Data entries
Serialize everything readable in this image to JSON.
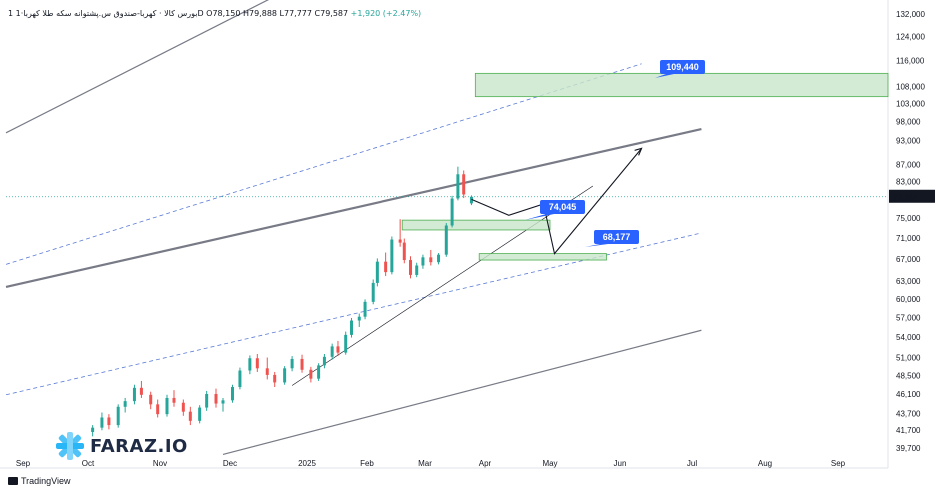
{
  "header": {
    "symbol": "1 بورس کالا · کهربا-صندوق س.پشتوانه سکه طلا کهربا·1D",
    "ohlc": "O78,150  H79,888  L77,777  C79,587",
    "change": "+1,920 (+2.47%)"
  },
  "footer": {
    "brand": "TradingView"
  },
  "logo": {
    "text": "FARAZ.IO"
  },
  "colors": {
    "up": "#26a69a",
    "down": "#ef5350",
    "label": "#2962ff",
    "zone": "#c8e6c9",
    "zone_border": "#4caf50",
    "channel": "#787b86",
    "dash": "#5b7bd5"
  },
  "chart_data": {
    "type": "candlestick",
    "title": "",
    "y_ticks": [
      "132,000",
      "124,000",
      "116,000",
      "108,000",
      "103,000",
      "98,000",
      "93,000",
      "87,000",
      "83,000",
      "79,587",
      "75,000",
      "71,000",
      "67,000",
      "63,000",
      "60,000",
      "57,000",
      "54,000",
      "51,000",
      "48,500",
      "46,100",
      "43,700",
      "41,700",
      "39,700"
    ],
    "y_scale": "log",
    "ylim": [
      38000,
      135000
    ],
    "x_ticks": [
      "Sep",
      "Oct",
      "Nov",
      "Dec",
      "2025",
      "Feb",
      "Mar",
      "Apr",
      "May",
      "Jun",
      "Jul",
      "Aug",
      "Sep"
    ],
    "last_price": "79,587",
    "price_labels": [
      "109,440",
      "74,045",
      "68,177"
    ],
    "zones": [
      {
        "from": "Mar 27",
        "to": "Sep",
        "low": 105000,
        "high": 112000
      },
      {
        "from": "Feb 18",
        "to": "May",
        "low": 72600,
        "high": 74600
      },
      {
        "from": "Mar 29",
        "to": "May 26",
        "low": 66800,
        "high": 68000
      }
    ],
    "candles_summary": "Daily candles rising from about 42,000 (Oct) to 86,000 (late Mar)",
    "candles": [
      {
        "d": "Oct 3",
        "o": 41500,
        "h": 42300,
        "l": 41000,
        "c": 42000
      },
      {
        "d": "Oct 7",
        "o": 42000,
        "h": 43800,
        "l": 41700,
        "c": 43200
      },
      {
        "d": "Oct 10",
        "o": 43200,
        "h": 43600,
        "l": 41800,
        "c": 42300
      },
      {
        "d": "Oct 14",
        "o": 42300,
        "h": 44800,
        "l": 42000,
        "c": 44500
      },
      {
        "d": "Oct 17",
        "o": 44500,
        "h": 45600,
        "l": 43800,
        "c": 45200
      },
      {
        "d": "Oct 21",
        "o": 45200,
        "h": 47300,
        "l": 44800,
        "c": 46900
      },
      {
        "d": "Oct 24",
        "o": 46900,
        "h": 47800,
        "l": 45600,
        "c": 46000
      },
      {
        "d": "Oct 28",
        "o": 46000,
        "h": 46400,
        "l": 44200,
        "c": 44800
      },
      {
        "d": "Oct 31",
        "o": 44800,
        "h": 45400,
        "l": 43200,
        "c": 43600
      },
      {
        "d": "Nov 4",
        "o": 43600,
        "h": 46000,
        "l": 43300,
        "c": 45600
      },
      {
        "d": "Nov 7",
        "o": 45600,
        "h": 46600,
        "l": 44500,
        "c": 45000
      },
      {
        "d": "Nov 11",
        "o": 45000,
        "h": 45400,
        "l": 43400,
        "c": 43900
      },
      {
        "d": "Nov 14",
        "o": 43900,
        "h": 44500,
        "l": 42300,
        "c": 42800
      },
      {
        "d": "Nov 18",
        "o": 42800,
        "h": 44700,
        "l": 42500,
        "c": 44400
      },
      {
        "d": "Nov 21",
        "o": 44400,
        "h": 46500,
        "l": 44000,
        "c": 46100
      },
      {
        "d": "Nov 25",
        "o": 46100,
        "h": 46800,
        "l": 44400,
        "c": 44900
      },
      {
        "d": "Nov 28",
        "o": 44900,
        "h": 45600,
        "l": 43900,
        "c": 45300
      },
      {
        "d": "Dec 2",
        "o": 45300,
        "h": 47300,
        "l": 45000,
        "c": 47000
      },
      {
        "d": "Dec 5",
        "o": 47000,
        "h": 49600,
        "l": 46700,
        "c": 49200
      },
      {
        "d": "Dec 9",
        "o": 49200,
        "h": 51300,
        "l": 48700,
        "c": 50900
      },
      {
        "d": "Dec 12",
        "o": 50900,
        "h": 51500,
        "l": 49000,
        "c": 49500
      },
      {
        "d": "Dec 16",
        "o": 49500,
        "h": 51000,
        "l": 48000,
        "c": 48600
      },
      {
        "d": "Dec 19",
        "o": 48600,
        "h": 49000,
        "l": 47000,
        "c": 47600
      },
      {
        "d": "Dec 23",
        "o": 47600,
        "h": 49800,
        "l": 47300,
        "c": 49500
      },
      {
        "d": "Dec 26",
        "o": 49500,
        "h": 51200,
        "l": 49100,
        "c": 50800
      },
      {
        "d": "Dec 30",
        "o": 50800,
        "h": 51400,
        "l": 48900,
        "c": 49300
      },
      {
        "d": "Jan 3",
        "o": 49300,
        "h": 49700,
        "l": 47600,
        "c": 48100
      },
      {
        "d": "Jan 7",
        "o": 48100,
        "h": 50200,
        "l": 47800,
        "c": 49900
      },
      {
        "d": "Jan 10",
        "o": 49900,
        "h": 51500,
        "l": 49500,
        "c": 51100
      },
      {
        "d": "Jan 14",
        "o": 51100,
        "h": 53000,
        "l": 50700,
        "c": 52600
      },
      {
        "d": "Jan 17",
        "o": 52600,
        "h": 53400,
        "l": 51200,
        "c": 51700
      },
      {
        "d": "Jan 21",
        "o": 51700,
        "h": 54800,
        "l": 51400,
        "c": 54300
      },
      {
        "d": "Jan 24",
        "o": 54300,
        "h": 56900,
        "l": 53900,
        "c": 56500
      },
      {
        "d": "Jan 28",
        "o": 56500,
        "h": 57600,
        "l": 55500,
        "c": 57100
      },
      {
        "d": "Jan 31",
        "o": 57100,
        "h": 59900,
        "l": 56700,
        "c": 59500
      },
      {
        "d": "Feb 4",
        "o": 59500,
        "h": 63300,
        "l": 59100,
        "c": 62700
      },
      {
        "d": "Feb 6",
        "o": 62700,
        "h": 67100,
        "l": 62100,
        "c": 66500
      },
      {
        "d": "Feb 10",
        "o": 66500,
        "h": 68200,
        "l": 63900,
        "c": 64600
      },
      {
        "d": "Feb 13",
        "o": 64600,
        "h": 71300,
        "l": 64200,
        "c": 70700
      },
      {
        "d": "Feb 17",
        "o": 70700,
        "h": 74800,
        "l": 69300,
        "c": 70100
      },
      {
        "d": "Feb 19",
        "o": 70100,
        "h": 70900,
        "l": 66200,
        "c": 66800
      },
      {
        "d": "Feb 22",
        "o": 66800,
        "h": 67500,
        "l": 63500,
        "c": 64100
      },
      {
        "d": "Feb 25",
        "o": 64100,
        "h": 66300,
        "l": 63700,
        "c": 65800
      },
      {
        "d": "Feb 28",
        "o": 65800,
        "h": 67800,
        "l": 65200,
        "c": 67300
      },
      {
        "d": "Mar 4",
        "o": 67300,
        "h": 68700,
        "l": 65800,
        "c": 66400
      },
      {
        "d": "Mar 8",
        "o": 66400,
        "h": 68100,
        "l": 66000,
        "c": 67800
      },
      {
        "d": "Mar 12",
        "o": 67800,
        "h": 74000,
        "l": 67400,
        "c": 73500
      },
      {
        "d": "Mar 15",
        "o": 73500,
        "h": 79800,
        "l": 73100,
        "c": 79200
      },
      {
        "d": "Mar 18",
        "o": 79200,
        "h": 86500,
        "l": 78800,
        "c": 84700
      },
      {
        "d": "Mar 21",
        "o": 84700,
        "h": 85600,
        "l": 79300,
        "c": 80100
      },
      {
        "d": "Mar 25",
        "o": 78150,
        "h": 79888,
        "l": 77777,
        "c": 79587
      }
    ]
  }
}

Goal
Report only how many lines in the listing contain the string "from".

Correct result
4